→ **RECORDS TO USE**
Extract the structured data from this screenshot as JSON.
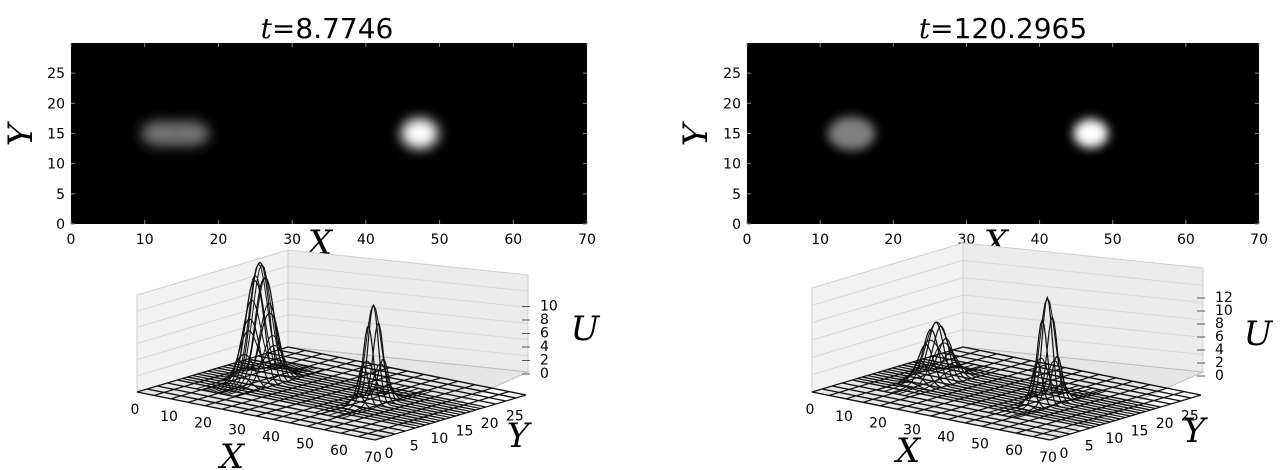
{
  "chart_data": [
    {
      "type": "heatmap",
      "title_var": "t",
      "title_eq": "=",
      "title_value": "8.7746",
      "xlabel": "X",
      "ylabel": "Y",
      "xlim": [
        0,
        70
      ],
      "ylim": [
        0,
        30
      ],
      "xticks": [
        0,
        10,
        20,
        30,
        40,
        50,
        60,
        70
      ],
      "yticks": [
        0,
        5,
        10,
        15,
        20,
        25
      ],
      "colormap": "gray",
      "blobs": [
        {
          "x": 12.3,
          "y": 15,
          "amp": 0.45,
          "sx": 2.0,
          "sy": 1.5
        },
        {
          "x": 16.0,
          "y": 15,
          "amp": 0.45,
          "sx": 2.0,
          "sy": 1.5
        },
        {
          "x": 47.3,
          "y": 15,
          "amp": 1.0,
          "sx": 1.8,
          "sy": 1.8
        }
      ]
    },
    {
      "type": "heatmap",
      "title_var": "t",
      "title_eq": "=",
      "title_value": "120.2965",
      "xlabel": "X",
      "ylabel": "Y",
      "xlim": [
        0,
        70
      ],
      "ylim": [
        0,
        30
      ],
      "xticks": [
        0,
        10,
        20,
        30,
        40,
        50,
        60,
        70
      ],
      "yticks": [
        0,
        5,
        10,
        15,
        20,
        25
      ],
      "colormap": "gray",
      "blobs": [
        {
          "x": 14.3,
          "y": 15,
          "amp": 0.5,
          "sx": 2.3,
          "sy": 2.0
        },
        {
          "x": 47.0,
          "y": 15,
          "amp": 1.0,
          "sx": 1.7,
          "sy": 1.7
        }
      ]
    },
    {
      "type": "surface",
      "xlabel": "X",
      "ylabel": "Y",
      "zlabel": "U",
      "xticks": [
        0,
        10,
        20,
        30,
        40,
        50,
        60,
        70
      ],
      "yticks": [
        0,
        5,
        10,
        15,
        20,
        25
      ],
      "zticks": [
        0,
        2,
        4,
        6,
        8,
        10
      ],
      "zlim": [
        0,
        11
      ]
    },
    {
      "type": "surface",
      "xlabel": "X",
      "ylabel": "Y",
      "zlabel": "U",
      "xticks": [
        0,
        10,
        20,
        30,
        40,
        50,
        60,
        70
      ],
      "yticks": [
        0,
        5,
        10,
        15,
        20,
        25
      ],
      "zticks": [
        0,
        2,
        4,
        6,
        8,
        10,
        12
      ],
      "zlim": [
        0,
        13
      ]
    }
  ]
}
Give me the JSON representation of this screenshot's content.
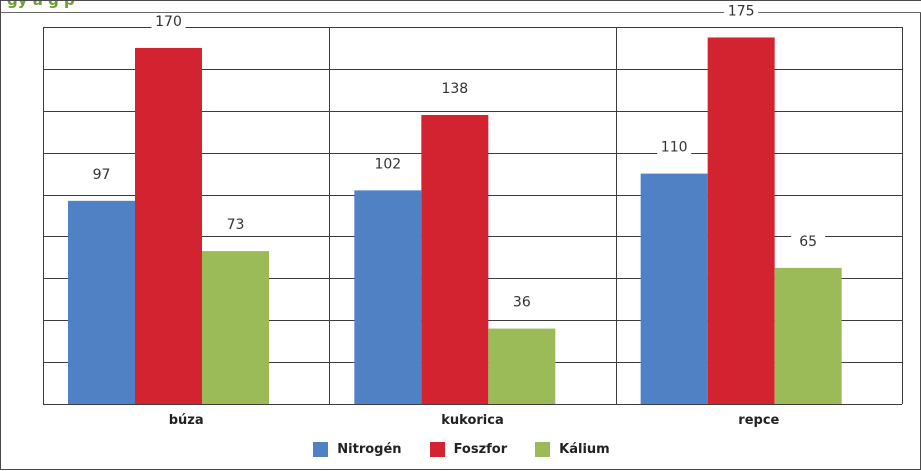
{
  "header": {
    "title_fragment": "gy   a      g     p"
  },
  "chart_data": {
    "type": "bar",
    "categories": [
      "búza",
      "kukorica",
      "repce"
    ],
    "series": [
      {
        "name": "Nitrogén",
        "values": [
          97,
          102,
          110
        ],
        "color": "#4f81c4"
      },
      {
        "name": "Foszfor",
        "values": [
          170,
          138,
          175
        ],
        "color": "#d42330"
      },
      {
        "name": "Kálium",
        "values": [
          73,
          36,
          65
        ],
        "color": "#9bbb59"
      }
    ],
    "ylim": [
      0,
      180
    ],
    "y_gridline_step": 20,
    "grid": true,
    "legend_position": "bottom",
    "data_labels": true
  }
}
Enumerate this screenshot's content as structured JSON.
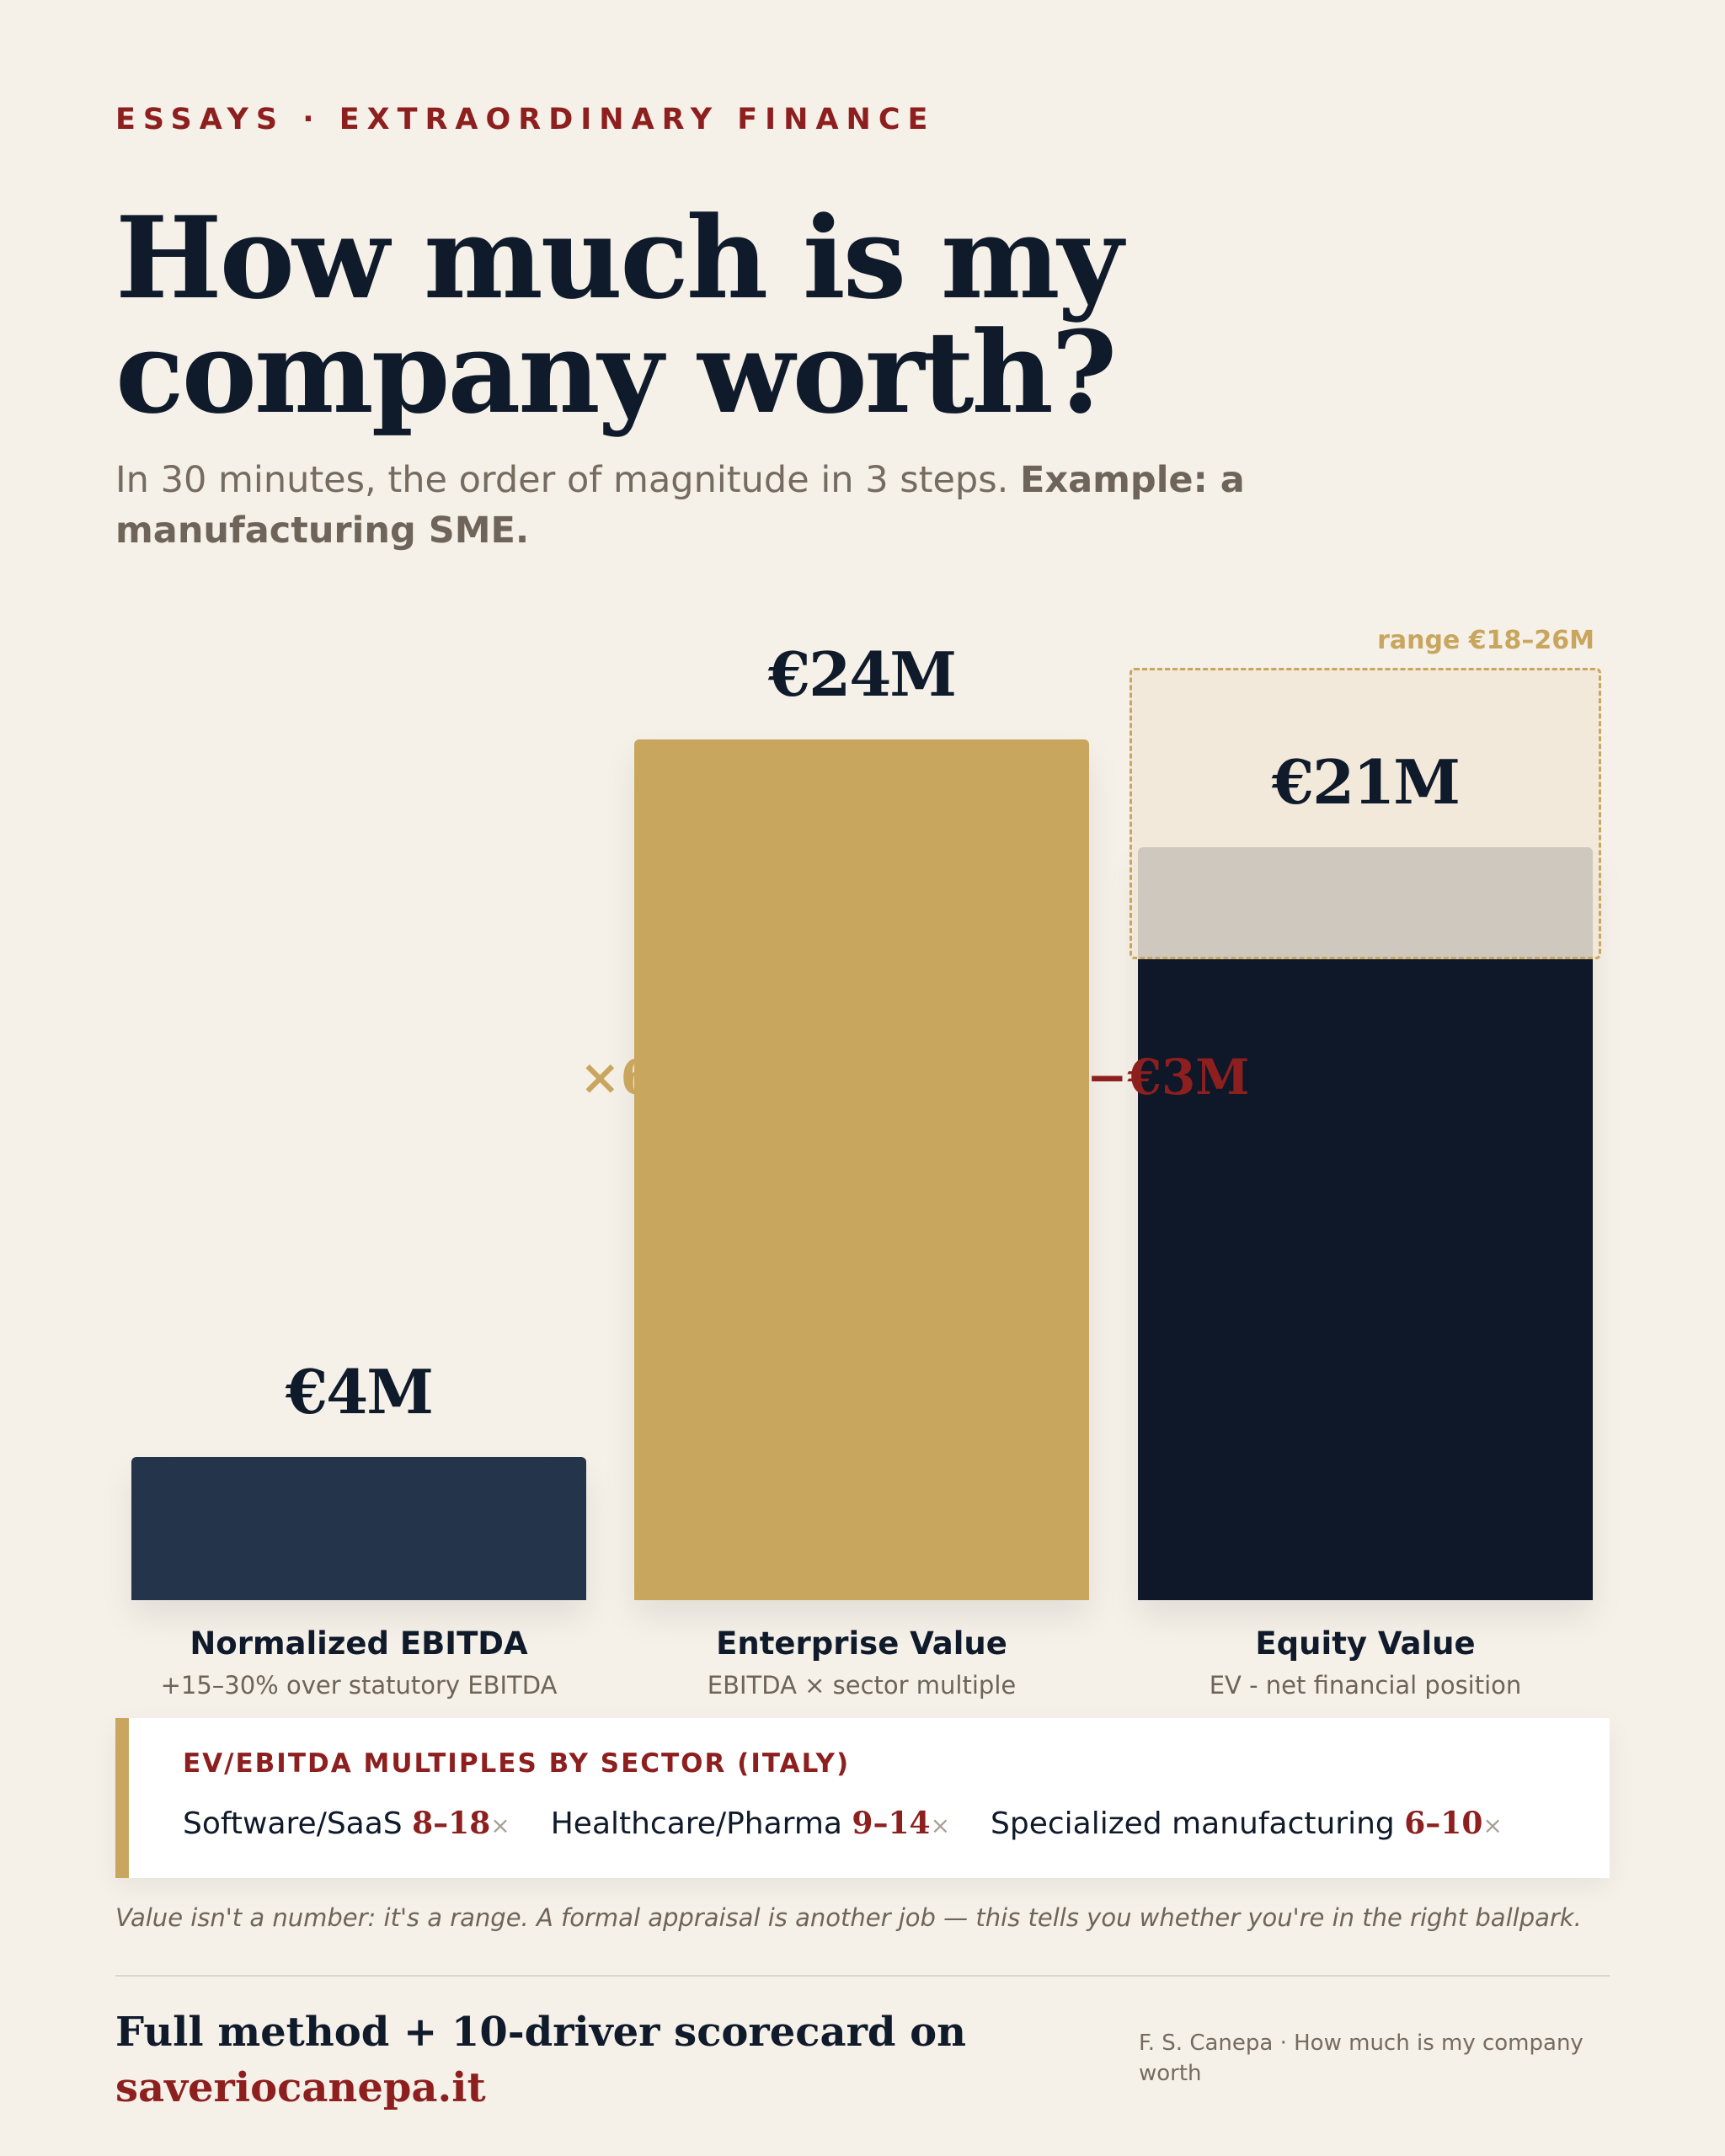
{
  "kicker": "ESSAYS · EXTRAORDINARY FINANCE",
  "title": "How much is my company worth?",
  "subtitle": {
    "lead": "In 30 minutes, the order of magnitude in 3 steps.",
    "bold": "Example: a manufacturing SME."
  },
  "chart_data": {
    "type": "bar",
    "categories": [
      "Normalized EBITDA",
      "Enterprise Value",
      "Equity Value"
    ],
    "category_notes": [
      "+15–30% over statutory EBITDA",
      "EBITDA × sector multiple",
      "EV - net financial position"
    ],
    "values": [
      4,
      24,
      21
    ],
    "value_labels": [
      "€4M",
      "€24M",
      "€21M"
    ],
    "unit": "€M",
    "ylim": [
      0,
      24
    ],
    "colors": [
      "#24344b",
      "#c9a65e",
      "#0e1828"
    ],
    "operators": [
      "×6",
      "−€3M"
    ],
    "operator_colors": [
      "#c9a65e",
      "#8e1f1f"
    ],
    "range": {
      "label": "range €18–26M",
      "low": 18,
      "high": 26
    }
  },
  "multiples": {
    "title": "EV/EBITDA MULTIPLES BY SECTOR (ITALY)",
    "items": [
      {
        "sector": "Software/SaaS",
        "range": "8–18",
        "suffix": "×"
      },
      {
        "sector": "Healthcare/Pharma",
        "range": "9–14",
        "suffix": "×"
      },
      {
        "sector": "Specialized manufacturing",
        "range": "6–10",
        "suffix": "×"
      }
    ]
  },
  "note": "Value isn't a number: it's a range. A formal appraisal is another job — this tells you whether you're in the right ballpark.",
  "cta": {
    "text": "Full method + 10-driver scorecard on",
    "link": "saveriocanepa.it"
  },
  "credit": "F. S. Canepa · How much is my company worth"
}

→ **SET EXERCISE**
Write only the number of lines in the records that include the word "screenshot".

→ **ANSWER BELOW**
3